## Problem description:
Identify the lines that contain the string "name", then copy each of them.

Stored data entries
+++

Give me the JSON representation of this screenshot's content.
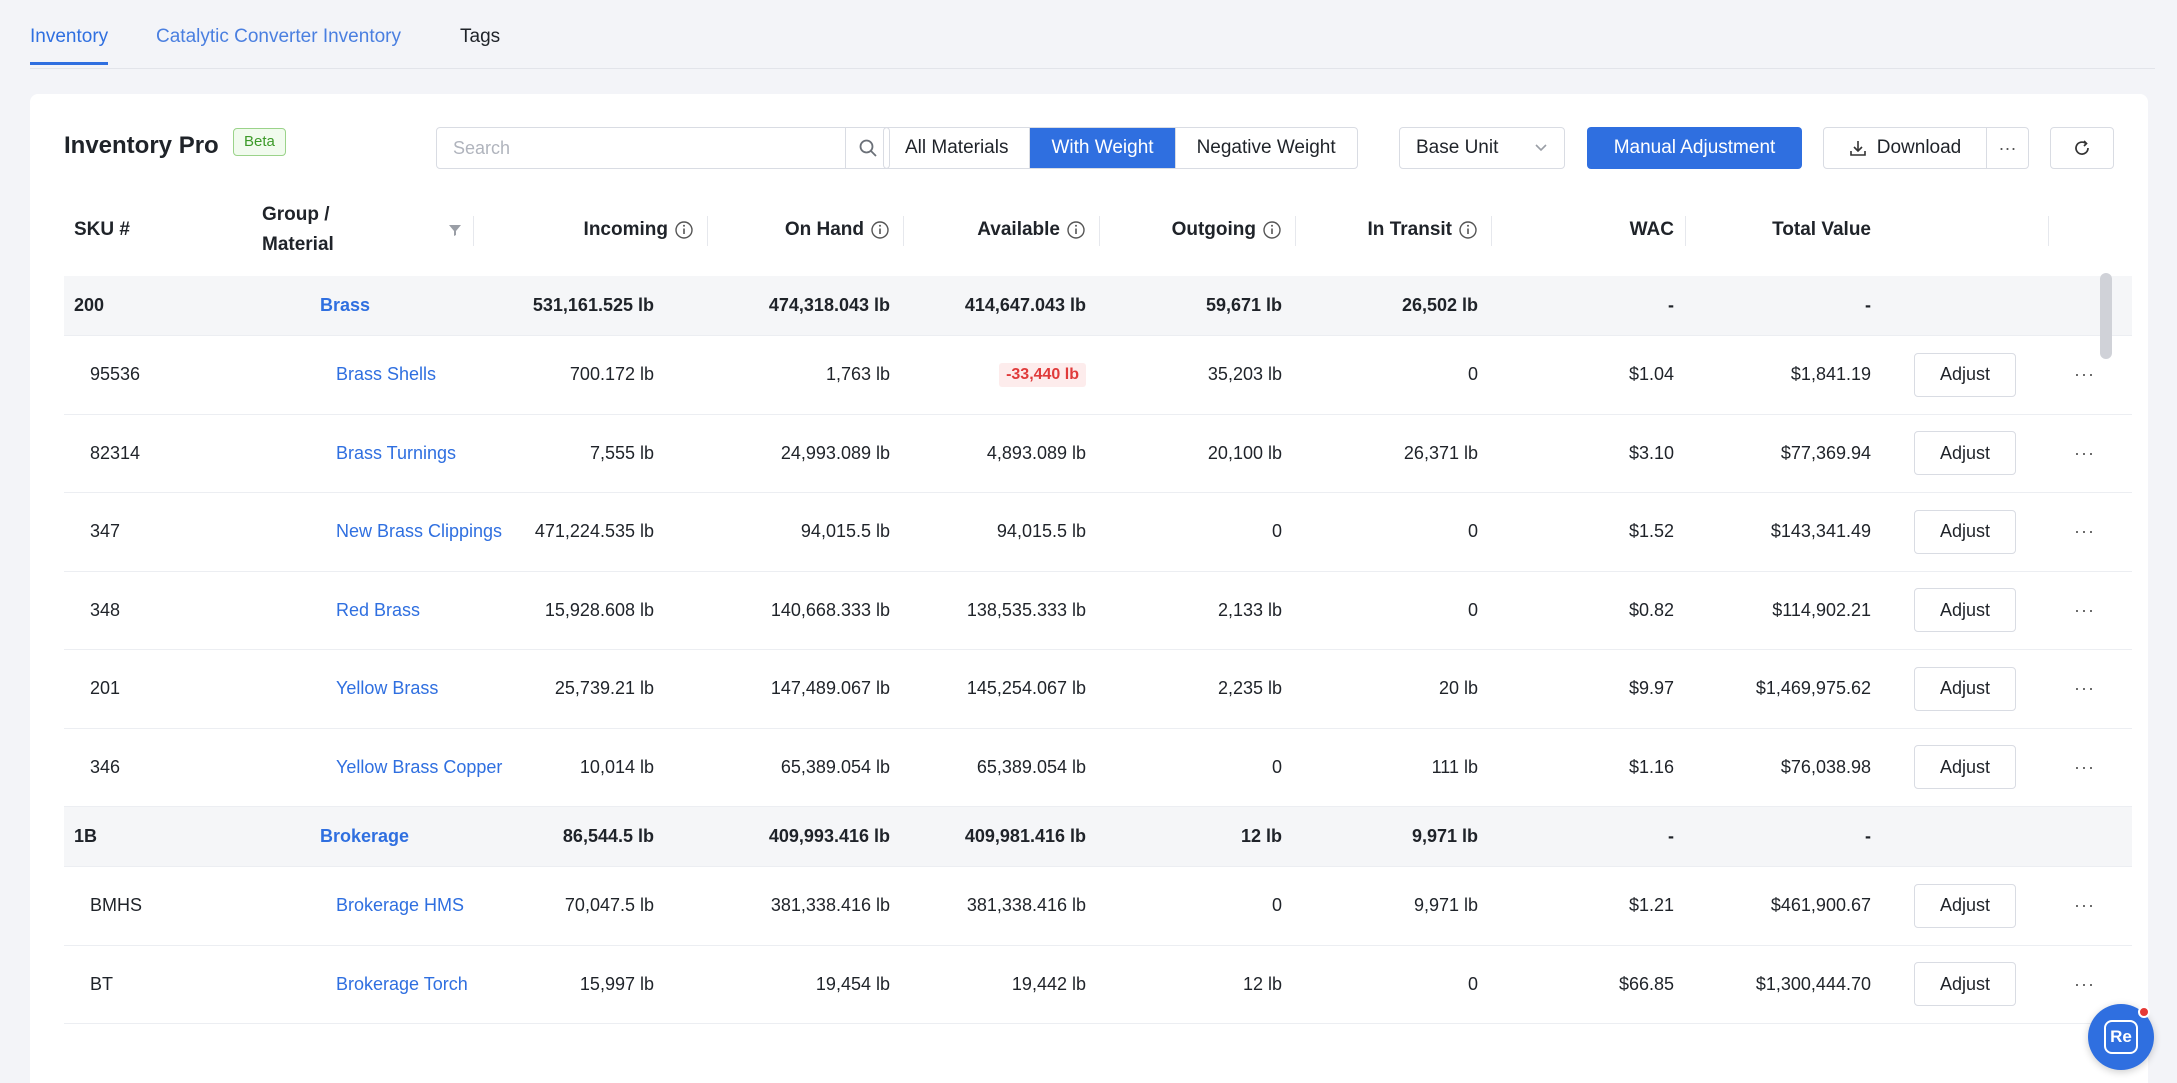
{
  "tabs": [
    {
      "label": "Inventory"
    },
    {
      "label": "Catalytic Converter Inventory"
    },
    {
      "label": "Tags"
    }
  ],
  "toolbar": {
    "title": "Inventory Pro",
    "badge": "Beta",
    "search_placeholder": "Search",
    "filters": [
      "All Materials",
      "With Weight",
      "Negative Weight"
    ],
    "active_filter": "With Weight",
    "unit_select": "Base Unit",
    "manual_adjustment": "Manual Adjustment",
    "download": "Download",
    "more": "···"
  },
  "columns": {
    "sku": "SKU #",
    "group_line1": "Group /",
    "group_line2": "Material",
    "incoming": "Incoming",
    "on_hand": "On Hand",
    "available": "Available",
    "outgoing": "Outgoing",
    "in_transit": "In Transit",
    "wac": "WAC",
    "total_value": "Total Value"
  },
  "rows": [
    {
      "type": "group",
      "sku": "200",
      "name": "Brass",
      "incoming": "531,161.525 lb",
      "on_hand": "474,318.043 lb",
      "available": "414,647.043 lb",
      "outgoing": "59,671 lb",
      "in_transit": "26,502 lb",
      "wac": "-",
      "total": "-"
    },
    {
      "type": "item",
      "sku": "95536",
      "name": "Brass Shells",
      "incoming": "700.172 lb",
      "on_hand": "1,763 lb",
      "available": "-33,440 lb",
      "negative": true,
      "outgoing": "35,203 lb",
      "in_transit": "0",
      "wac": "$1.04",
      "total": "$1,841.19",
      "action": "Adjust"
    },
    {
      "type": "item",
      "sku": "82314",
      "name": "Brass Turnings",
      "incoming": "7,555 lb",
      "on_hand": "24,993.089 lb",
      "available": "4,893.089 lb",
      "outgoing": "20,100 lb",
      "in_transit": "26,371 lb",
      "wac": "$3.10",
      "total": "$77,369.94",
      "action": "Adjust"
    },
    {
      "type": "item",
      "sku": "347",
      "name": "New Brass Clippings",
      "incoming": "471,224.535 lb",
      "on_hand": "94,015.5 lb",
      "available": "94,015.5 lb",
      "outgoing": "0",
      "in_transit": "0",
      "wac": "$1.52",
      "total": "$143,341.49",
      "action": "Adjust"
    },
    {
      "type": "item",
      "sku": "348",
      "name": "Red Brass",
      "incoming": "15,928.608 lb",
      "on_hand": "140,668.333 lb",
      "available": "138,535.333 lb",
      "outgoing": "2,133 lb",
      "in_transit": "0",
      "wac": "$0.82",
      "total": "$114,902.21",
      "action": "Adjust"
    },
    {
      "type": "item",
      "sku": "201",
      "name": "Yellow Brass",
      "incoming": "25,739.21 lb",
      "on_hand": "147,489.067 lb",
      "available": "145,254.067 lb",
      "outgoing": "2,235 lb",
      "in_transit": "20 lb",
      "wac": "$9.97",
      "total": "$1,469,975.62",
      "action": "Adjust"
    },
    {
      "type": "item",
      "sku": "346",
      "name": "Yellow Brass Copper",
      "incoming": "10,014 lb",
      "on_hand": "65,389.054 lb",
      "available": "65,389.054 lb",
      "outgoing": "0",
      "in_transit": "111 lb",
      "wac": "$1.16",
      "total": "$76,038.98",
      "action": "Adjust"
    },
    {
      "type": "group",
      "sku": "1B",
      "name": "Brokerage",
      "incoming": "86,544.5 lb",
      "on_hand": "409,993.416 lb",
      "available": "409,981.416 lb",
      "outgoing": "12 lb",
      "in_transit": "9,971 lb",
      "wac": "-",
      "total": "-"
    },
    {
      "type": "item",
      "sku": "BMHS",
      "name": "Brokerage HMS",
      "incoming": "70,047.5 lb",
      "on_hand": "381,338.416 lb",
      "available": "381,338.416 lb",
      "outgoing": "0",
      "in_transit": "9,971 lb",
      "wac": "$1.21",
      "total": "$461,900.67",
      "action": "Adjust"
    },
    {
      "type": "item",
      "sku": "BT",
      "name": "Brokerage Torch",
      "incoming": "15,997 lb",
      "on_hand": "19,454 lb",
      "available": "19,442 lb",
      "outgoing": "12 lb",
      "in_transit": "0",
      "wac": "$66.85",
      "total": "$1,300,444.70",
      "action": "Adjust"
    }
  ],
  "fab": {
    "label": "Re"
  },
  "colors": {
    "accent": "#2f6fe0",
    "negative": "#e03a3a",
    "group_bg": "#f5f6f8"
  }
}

+++

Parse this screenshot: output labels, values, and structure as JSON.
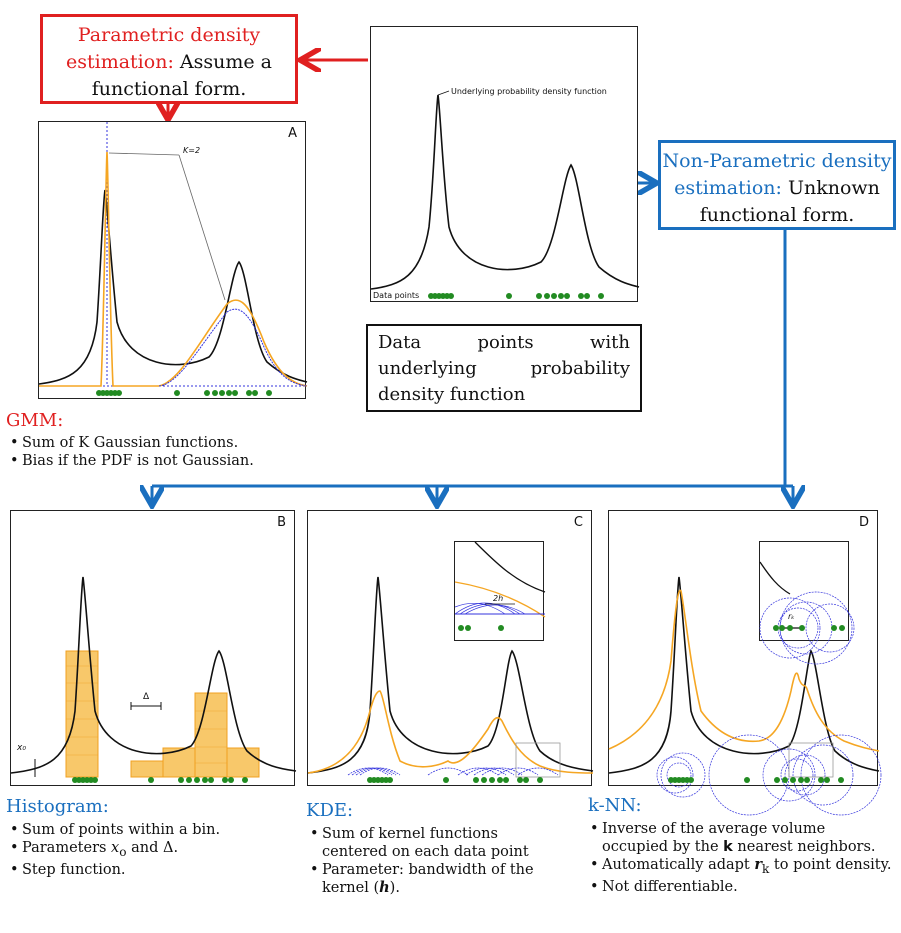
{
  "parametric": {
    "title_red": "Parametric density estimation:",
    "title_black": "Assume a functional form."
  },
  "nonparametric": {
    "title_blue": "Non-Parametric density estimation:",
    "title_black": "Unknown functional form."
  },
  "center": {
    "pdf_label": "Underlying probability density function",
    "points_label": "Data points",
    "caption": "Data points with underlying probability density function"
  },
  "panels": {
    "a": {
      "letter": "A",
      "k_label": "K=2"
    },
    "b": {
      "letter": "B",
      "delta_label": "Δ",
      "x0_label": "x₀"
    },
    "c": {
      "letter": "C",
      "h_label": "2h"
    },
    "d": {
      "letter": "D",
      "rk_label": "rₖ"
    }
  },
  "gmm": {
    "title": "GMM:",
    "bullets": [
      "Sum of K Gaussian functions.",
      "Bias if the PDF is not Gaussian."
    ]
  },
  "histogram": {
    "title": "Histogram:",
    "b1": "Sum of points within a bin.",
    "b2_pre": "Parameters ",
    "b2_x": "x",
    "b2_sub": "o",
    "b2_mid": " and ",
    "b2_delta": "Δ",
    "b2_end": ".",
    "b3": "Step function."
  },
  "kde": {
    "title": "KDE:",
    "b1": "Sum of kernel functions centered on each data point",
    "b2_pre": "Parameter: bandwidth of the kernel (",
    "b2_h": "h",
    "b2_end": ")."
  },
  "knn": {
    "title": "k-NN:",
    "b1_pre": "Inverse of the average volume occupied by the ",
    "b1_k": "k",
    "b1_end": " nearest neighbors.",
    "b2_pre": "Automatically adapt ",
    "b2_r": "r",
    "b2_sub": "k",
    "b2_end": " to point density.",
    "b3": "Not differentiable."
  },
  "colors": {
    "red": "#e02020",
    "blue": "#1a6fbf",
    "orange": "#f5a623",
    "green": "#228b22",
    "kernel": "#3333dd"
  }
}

+++

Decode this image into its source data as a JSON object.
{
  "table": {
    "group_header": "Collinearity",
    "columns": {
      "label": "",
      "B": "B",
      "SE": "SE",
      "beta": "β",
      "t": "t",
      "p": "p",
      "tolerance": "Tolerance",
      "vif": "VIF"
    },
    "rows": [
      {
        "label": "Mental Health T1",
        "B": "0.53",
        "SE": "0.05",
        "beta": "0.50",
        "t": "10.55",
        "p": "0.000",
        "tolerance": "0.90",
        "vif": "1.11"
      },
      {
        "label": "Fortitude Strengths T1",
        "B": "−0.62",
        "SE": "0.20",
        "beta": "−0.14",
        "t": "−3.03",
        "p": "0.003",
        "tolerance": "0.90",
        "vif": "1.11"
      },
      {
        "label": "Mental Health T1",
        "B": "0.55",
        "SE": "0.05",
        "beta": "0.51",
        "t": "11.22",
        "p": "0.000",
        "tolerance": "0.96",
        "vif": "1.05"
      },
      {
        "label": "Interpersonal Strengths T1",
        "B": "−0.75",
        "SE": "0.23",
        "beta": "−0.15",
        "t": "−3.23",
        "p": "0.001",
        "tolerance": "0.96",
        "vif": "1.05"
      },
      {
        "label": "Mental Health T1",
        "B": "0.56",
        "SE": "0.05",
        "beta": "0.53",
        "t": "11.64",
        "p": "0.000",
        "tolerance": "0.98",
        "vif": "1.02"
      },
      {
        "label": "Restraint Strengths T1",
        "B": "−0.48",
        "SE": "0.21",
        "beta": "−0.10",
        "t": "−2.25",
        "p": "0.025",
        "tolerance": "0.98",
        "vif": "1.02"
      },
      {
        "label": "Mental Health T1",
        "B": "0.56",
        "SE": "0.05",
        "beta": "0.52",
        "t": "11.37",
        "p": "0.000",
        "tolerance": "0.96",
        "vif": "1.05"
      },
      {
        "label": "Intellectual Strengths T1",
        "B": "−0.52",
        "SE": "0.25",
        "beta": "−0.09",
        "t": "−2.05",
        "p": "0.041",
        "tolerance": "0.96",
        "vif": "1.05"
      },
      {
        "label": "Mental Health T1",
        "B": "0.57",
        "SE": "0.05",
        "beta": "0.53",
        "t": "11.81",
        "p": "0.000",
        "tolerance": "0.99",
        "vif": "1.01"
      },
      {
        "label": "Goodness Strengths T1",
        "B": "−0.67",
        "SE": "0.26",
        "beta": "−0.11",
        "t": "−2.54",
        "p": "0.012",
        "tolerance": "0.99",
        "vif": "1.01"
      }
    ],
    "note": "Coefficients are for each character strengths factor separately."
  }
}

+++

## Result:
      "name": "Brass",
      "name": "Brass Shells",
      "name": "Brass Turnings",
      "name": "New Brass Clippings",
      "name": "Red Brass",
      "name": "Yellow Brass",
      "name": "Yellow Brass Copper",
      "name": "Brokerage",
      "name": "Brokerage HMS",
      "name": "Brokerage Torch",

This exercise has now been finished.